**DIRECTION**
Take the entries below and print all of them exactly, please.

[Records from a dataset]

____

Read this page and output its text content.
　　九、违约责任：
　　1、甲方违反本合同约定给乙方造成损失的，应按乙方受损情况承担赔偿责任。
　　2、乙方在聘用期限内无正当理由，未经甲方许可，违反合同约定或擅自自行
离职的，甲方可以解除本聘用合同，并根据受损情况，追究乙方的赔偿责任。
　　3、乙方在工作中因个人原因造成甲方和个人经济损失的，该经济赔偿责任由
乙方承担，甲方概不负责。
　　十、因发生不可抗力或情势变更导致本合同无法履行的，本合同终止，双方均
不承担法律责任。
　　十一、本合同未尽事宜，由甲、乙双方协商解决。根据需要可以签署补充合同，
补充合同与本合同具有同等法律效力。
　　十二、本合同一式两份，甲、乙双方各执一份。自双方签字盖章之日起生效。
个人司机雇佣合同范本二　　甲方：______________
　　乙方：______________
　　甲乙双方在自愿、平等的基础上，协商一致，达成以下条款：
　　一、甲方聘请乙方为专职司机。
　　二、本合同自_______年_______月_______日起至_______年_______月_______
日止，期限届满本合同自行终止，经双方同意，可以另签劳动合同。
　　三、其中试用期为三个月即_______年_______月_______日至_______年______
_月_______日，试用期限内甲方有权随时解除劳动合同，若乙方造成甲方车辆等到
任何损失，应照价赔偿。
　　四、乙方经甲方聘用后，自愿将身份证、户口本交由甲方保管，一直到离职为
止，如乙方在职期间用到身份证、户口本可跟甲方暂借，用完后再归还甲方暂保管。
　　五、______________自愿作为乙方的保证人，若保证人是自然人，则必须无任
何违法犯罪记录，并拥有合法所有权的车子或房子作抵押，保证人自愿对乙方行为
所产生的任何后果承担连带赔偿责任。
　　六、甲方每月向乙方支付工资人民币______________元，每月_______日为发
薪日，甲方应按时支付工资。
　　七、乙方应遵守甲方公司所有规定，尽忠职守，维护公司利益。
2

____

**RESULT FOR THIS TASK**
Read this page and output its text content.
　　九、违约责任：
　　1、甲方违反本合同约定给乙方造成损失的，应按乙方受损情况承担赔偿责任。
　　2、乙方在聘用期限内无正当理由，未经甲方许可，违反合同约定或擅自自行
离职的，甲方可以解除本聘用合同，并根据受损情况，追究乙方的赔偿责任。
　　3、乙方在工作中因个人原因造成甲方和个人经济损失的，该经济赔偿责任由
乙方承担，甲方概不负责。
　　十、因发生不可抗力或情势变更导致本合同无法履行的，本合同终止，双方均
不承担法律责任。
　　十一、本合同未尽事宜，由甲、乙双方协商解决。根据需要可以签署补充合同，
补充合同与本合同具有同等法律效力。
　　十二、本合同一式两份，甲、乙双方各执一份。自双方签字盖章之日起生效。
个人司机雇佣合同范本二　　甲方：______________
　　乙方：______________
　　甲乙双方在自愿、平等的基础上，协商一致，达成以下条款：
　　一、甲方聘请乙方为专职司机。
　　二、本合同自_______年_______月_______日起至_______年_______月_______
日止，期限届满本合同自行终止，经双方同意，可以另签劳动合同。
　　三、其中试用期为三个月即_______年_______月_______日至_______年______
_月_______日，试用期限内甲方有权随时解除劳动合同，若乙方造成甲方车辆等到
任何损失，应照价赔偿。
　　四、乙方经甲方聘用后，自愿将身份证、户口本交由甲方保管，一直到离职为
止，如乙方在职期间用到身份证、户口本可跟甲方暂借，用完后再归还甲方暂保管。
　　五、______________自愿作为乙方的保证人，若保证人是自然人，则必须无任
何违法犯罪记录，并拥有合法所有权的车子或房子作抵押，保证人自愿对乙方行为
所产生的任何后果承担连带赔偿责任。
　　六、甲方每月向乙方支付工资人民币______________元，每月_______日为发
薪日，甲方应按时支付工资。
　　七、乙方应遵守甲方公司所有规定，尽忠职守，维护公司利益。
2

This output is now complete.